Produce an exact copy of all the records.

-- BEGIN --

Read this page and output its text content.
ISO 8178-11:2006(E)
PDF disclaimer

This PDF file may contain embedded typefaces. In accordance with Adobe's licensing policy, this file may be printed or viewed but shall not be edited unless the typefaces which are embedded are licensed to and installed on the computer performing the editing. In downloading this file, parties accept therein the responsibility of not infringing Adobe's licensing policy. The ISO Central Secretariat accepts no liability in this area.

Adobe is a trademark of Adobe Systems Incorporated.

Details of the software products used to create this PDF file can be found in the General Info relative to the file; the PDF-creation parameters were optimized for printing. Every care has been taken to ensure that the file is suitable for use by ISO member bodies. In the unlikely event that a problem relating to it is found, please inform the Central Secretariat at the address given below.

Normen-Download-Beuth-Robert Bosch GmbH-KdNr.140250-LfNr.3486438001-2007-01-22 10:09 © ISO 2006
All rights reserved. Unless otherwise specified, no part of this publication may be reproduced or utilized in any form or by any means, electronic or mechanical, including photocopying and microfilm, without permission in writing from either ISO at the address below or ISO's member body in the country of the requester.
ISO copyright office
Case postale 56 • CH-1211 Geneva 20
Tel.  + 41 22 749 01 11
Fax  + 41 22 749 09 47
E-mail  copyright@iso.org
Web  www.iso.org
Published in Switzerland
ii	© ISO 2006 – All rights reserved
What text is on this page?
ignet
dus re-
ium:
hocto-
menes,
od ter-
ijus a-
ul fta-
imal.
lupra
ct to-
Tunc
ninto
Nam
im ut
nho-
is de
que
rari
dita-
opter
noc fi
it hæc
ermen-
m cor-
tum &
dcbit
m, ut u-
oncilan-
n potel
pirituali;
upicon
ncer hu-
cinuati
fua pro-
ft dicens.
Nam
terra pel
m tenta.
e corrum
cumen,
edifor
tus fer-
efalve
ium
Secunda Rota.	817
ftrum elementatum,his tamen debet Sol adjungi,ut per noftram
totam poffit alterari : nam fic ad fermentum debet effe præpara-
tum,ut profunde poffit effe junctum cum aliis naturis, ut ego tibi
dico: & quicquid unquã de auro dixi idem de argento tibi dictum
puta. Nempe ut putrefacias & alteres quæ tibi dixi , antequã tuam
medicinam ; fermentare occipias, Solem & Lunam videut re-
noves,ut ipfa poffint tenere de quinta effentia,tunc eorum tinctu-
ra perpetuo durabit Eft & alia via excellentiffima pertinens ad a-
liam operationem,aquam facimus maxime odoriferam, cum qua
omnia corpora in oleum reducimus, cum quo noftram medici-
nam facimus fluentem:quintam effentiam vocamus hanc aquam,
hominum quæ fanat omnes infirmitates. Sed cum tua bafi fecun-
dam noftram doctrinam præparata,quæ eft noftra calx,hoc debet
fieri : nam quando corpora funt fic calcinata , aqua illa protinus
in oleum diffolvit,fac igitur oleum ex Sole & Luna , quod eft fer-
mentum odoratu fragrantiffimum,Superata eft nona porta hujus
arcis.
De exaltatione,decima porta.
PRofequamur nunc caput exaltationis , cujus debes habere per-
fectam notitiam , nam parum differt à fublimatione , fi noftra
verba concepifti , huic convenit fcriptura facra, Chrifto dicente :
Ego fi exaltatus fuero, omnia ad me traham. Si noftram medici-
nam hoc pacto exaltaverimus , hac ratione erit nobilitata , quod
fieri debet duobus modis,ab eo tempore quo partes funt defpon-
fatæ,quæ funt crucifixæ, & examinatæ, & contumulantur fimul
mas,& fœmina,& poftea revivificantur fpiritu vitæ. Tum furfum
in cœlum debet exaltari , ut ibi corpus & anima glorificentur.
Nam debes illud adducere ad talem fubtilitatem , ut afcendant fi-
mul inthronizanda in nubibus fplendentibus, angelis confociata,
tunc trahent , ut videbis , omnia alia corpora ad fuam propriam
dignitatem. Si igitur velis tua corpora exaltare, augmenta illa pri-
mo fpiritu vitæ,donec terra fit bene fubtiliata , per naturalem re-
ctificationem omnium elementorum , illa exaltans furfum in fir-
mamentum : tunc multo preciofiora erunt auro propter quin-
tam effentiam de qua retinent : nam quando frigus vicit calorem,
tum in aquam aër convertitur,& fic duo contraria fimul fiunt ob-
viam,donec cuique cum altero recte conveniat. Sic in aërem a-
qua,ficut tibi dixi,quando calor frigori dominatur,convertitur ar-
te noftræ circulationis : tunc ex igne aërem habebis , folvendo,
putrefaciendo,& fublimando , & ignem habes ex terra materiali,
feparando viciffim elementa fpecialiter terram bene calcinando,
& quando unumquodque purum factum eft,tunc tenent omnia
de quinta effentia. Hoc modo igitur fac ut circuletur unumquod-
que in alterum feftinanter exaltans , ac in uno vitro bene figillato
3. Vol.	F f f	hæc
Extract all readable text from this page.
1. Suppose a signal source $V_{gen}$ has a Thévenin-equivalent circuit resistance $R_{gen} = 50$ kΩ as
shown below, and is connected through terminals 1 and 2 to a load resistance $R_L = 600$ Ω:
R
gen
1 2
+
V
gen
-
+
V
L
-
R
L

-- END --

● Output of the exercise
Read this page and output its text content.
ISO 8178-11:2006(E)
PDF disclaimer

This PDF file may contain embedded typefaces. In accordance with Adobe's licensing policy, this file may be printed or viewed but shall not be edited unless the typefaces which are embedded are licensed to and installed on the computer performing the editing. In downloading this file, parties accept therein the responsibility of not infringing Adobe's licensing policy. The ISO Central Secretariat accepts no liability in this area.

Adobe is a trademark of Adobe Systems Incorporated.

Details of the software products used to create this PDF file can be found in the General Info relative to the file; the PDF-creation parameters were optimized for printing. Every care has been taken to ensure that the file is suitable for use by ISO member bodies. In the unlikely event that a problem relating to it is found, please inform the Central Secretariat at the address given below.

Normen-Download-Beuth-Robert Bosch GmbH-KdNr.140250-LfNr.3486438001-2007-01-22 10:09 © ISO 2006
All rights reserved. Unless otherwise specified, no part of this publication may be reproduced or utilized in any form or by any means, electronic or mechanical, including photocopying and microfilm, without permission in writing from either ISO at the address below or ISO's member body in the country of the requester.
ISO copyright office
Case postale 56 • CH-1211 Geneva 20
Tel.  + 41 22 749 01 11
Fax  + 41 22 749 09 47
E-mail  copyright@iso.org
Web  www.iso.org
Published in Switzerland
ii	© ISO 2006 – All rights reserved
What text is on this page?
ignet
dus re-
ium:
hocto-
menes,
od ter-
ijus a-
ul fta-
imal.
lupra
ct to-
Tunc
ninto
Nam
im ut
nho-
is de
que
rari
dita-
opter
noc fi
it hæc
ermen-
m cor-
tum &
dcbit
m, ut u-
oncilan-
n potel
pirituali;
upicon
ncer hu-
cinuati
fua pro-
ft dicens.
Nam
terra pel
m tenta.
e corrum
cumen,
edifor
tus fer-
efalve
ium
Secunda Rota.	817
ftrum elementatum,his tamen debet Sol adjungi,ut per noftram
totam poffit alterari : nam fic ad fermentum debet effe præpara-
tum,ut profunde poffit effe junctum cum aliis naturis, ut ego tibi
dico: & quicquid unquã de auro dixi idem de argento tibi dictum
puta. Nempe ut putrefacias & alteres quæ tibi dixi , antequã tuam
medicinam ; fermentare occipias, Solem & Lunam videut re-
noves,ut ipfa poffint tenere de quinta effentia,tunc eorum tinctu-
ra perpetuo durabit Eft & alia via excellentiffima pertinens ad a-
liam operationem,aquam facimus maxime odoriferam, cum qua
omnia corpora in oleum reducimus, cum quo noftram medici-
nam facimus fluentem:quintam effentiam vocamus hanc aquam,
hominum quæ fanat omnes infirmitates. Sed cum tua bafi fecun-
dam noftram doctrinam præparata,quæ eft noftra calx,hoc debet
fieri : nam quando corpora funt fic calcinata , aqua illa protinus
in oleum diffolvit,fac igitur oleum ex Sole & Luna , quod eft fer-
mentum odoratu fragrantiffimum,Superata eft nona porta hujus
arcis.
De exaltatione,decima porta.
PRofequamur nunc caput exaltationis , cujus debes habere per-
fectam notitiam , nam parum differt à fublimatione , fi noftra
verba concepifti , huic convenit fcriptura facra, Chrifto dicente :
Ego fi exaltatus fuero, omnia ad me traham. Si noftram medici-
nam hoc pacto exaltaverimus , hac ratione erit nobilitata , quod
fieri debet duobus modis,ab eo tempore quo partes funt defpon-
fatæ,quæ funt crucifixæ, & examinatæ, & contumulantur fimul
mas,& fœmina,& poftea revivificantur fpiritu vitæ. Tum furfum
in cœlum debet exaltari , ut ibi corpus & anima glorificentur.
Nam debes illud adducere ad talem fubtilitatem , ut afcendant fi-
mul inthronizanda in nubibus fplendentibus, angelis confociata,
tunc trahent , ut videbis , omnia alia corpora ad fuam propriam
dignitatem. Si igitur velis tua corpora exaltare, augmenta illa pri-
mo fpiritu vitæ,donec terra fit bene fubtiliata , per naturalem re-
ctificationem omnium elementorum , illa exaltans furfum in fir-
mamentum : tunc multo preciofiora erunt auro propter quin-
tam effentiam de qua retinent : nam quando frigus vicit calorem,
tum in aquam aër convertitur,& fic duo contraria fimul fiunt ob-
viam,donec cuique cum altero recte conveniat. Sic in aërem a-
qua,ficut tibi dixi,quando calor frigori dominatur,convertitur ar-
te noftræ circulationis : tunc ex igne aërem habebis , folvendo,
putrefaciendo,& fublimando , & ignem habes ex terra materiali,
feparando viciffim elementa fpecialiter terram bene calcinando,
& quando unumquodque purum factum eft,tunc tenent omnia
de quinta effentia. Hoc modo igitur fac ut circuletur unumquod-
que in alterum feftinanter exaltans , ac in uno vitro bene figillato
3. Vol.	F f f	hæc
Extract all readable text from this page.
1. Suppose a signal source $V_{gen}$ has a Thévenin-equivalent circuit resistance $R_{gen} = 50$ kΩ as
shown below, and is connected through terminals 1 and 2 to a load resistance $R_L = 600$ Ω:
R
gen
1 2
+
V
gen
-
+
V
L
-
R
L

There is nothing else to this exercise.